What to produce: Leaving out the pictures, retype all the material exactly.

[Dataset entries]
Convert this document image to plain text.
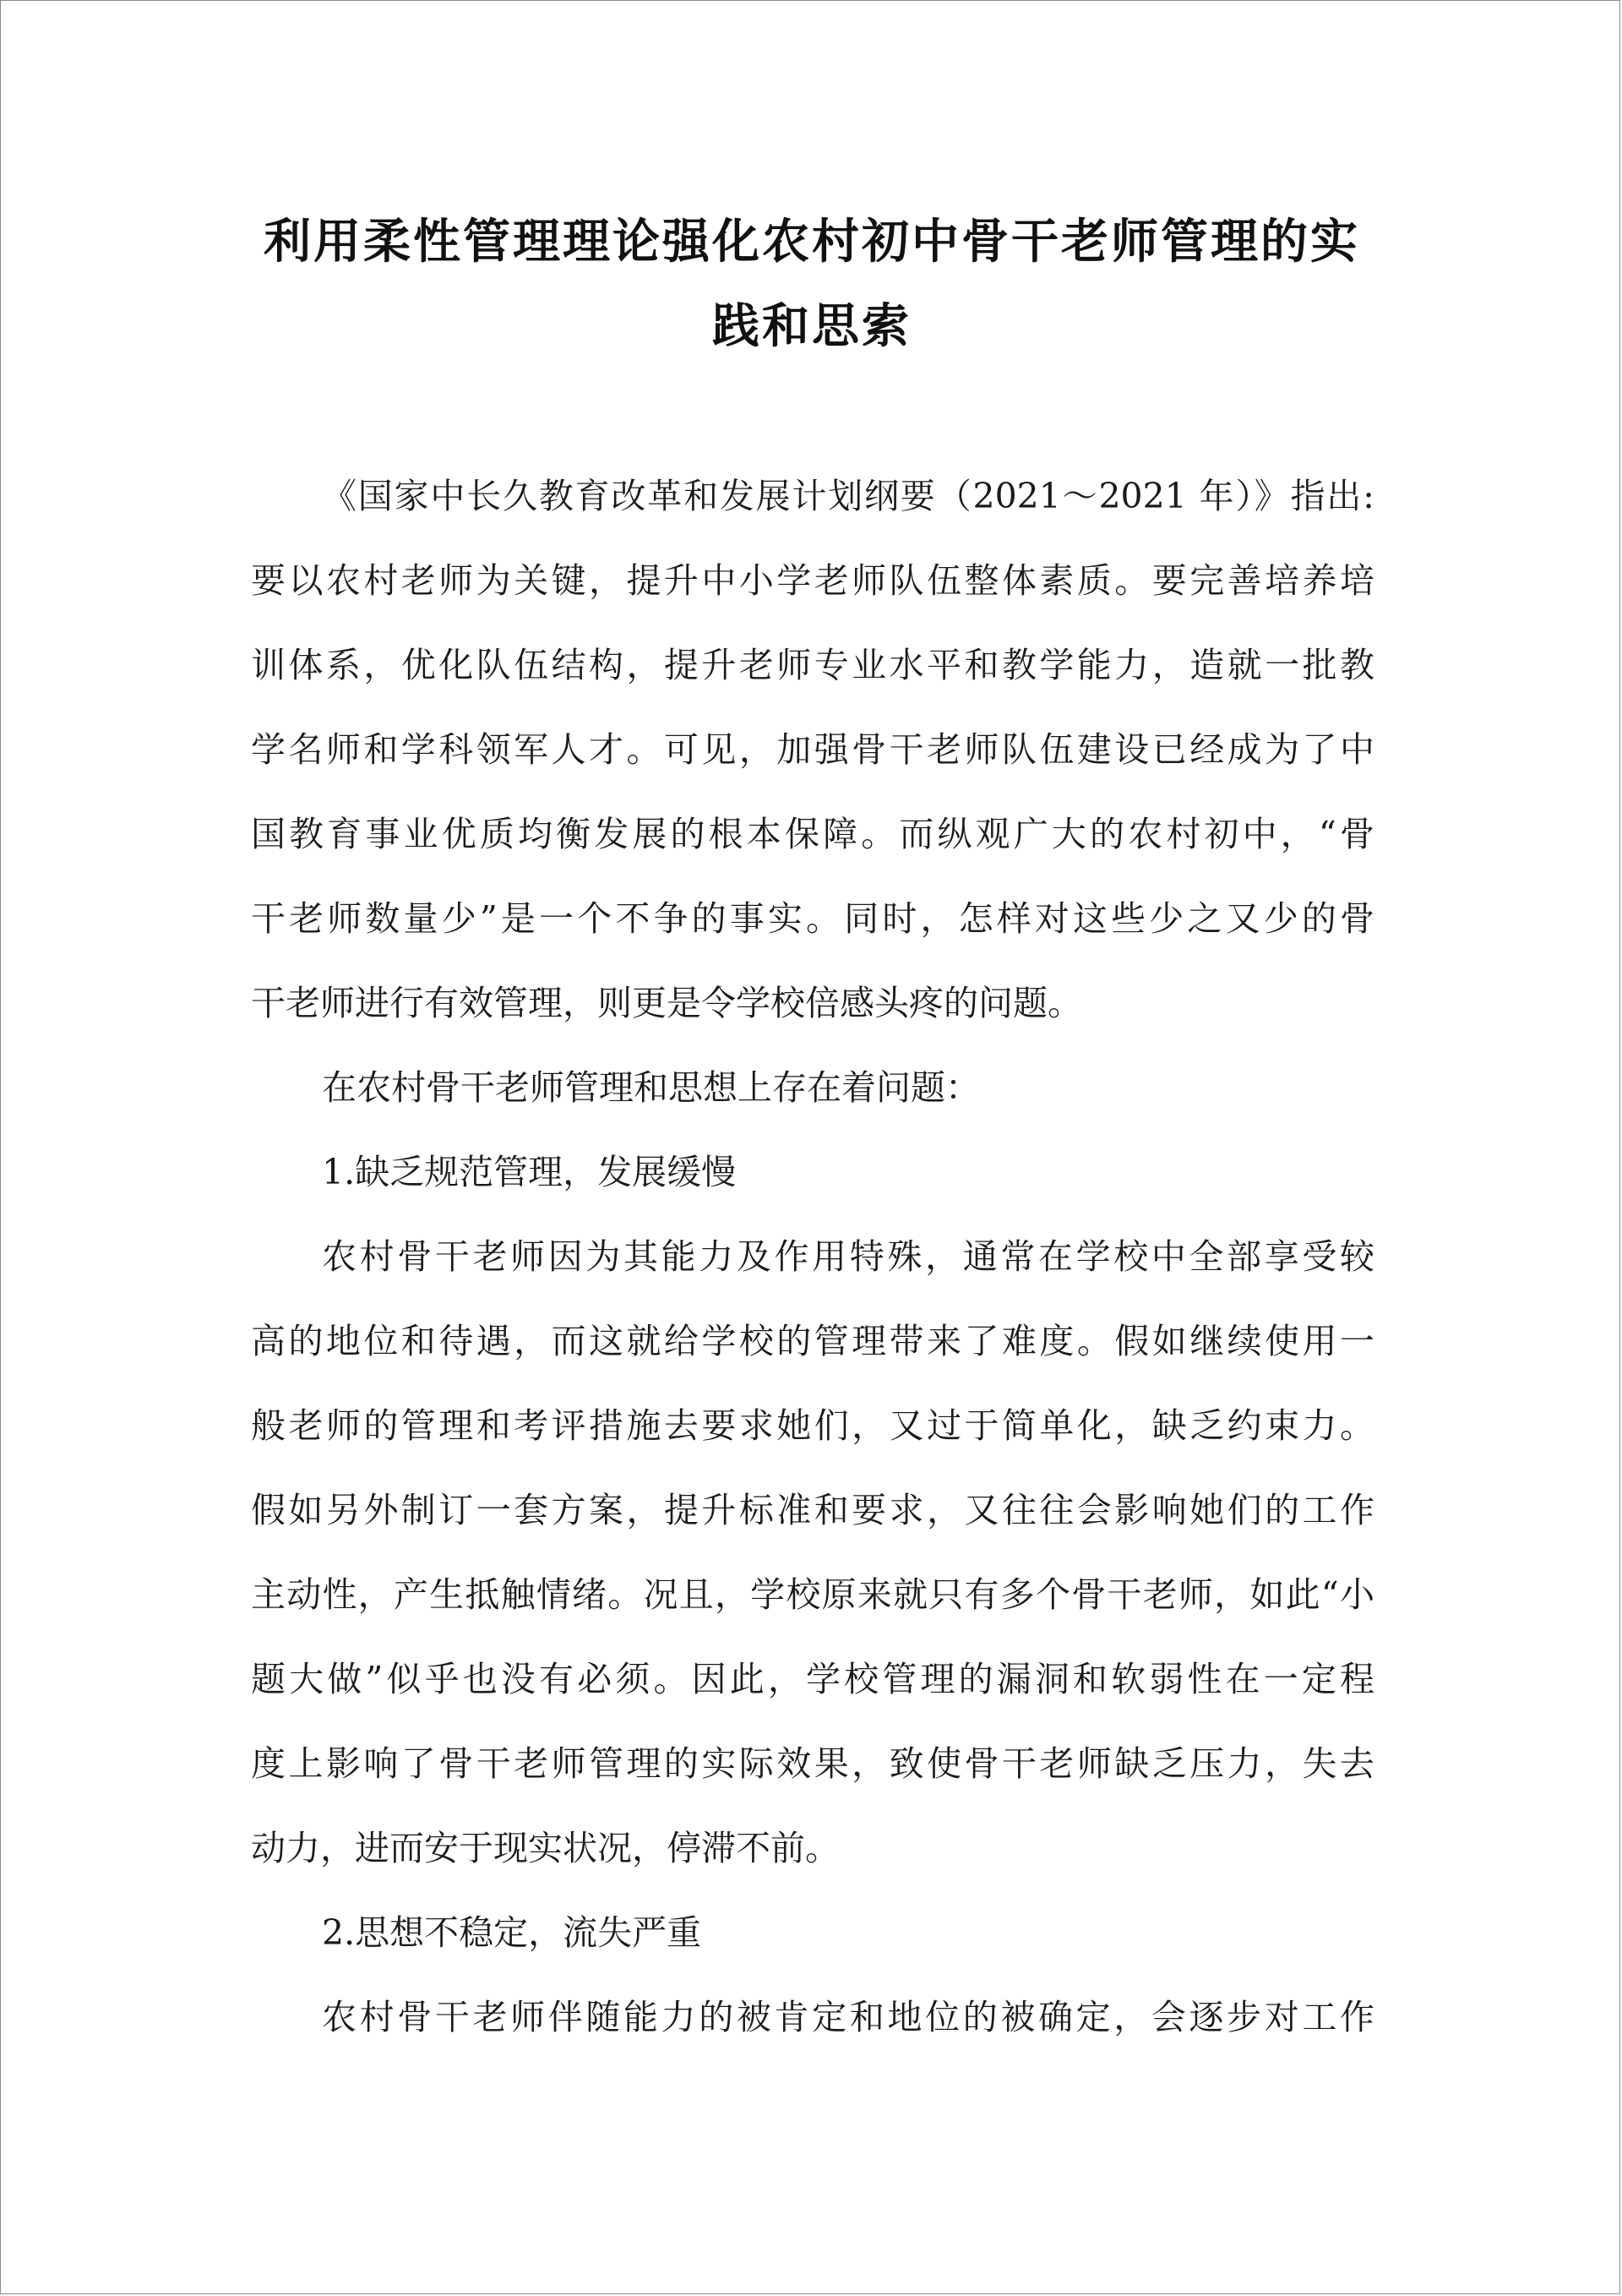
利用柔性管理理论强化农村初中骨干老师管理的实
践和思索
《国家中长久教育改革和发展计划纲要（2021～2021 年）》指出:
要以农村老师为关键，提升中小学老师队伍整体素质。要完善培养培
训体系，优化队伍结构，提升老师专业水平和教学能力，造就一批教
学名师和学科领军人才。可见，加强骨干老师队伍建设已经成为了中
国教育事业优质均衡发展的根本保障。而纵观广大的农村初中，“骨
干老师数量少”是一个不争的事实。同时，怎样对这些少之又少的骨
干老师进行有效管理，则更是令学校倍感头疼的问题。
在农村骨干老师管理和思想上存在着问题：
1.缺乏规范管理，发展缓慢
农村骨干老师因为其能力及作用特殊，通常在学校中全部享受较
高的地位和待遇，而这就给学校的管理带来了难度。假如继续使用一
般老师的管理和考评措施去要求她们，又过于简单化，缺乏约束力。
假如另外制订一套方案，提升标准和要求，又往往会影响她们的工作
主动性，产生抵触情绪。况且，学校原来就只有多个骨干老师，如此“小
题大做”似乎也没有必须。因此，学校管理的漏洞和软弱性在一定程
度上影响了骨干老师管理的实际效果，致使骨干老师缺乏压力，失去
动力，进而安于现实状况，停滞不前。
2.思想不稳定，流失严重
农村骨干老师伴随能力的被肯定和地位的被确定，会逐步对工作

Worked answer:
Convert this document image to plain text.
利用柔性管理理论强化农村初中骨干老师管理的实
践和思索
《国家中长久教育改革和发展计划纲要（2021～2021 年）》指出:
要以农村老师为关键，提升中小学老师队伍整体素质。要完善培养培
训体系，优化队伍结构，提升老师专业水平和教学能力，造就一批教
学名师和学科领军人才。可见，加强骨干老师队伍建设已经成为了中
国教育事业优质均衡发展的根本保障。而纵观广大的农村初中，“骨
干老师数量少”是一个不争的事实。同时，怎样对这些少之又少的骨
干老师进行有效管理，则更是令学校倍感头疼的问题。
在农村骨干老师管理和思想上存在着问题：
1.缺乏规范管理，发展缓慢
农村骨干老师因为其能力及作用特殊，通常在学校中全部享受较
高的地位和待遇，而这就给学校的管理带来了难度。假如继续使用一
般老师的管理和考评措施去要求她们，又过于简单化，缺乏约束力。
假如另外制订一套方案，提升标准和要求，又往往会影响她们的工作
主动性，产生抵触情绪。况且，学校原来就只有多个骨干老师，如此“小
题大做”似乎也没有必须。因此，学校管理的漏洞和软弱性在一定程
度上影响了骨干老师管理的实际效果，致使骨干老师缺乏压力，失去
动力，进而安于现实状况，停滞不前。
2.思想不稳定，流失严重
农村骨干老师伴随能力的被肯定和地位的被确定，会逐步对工作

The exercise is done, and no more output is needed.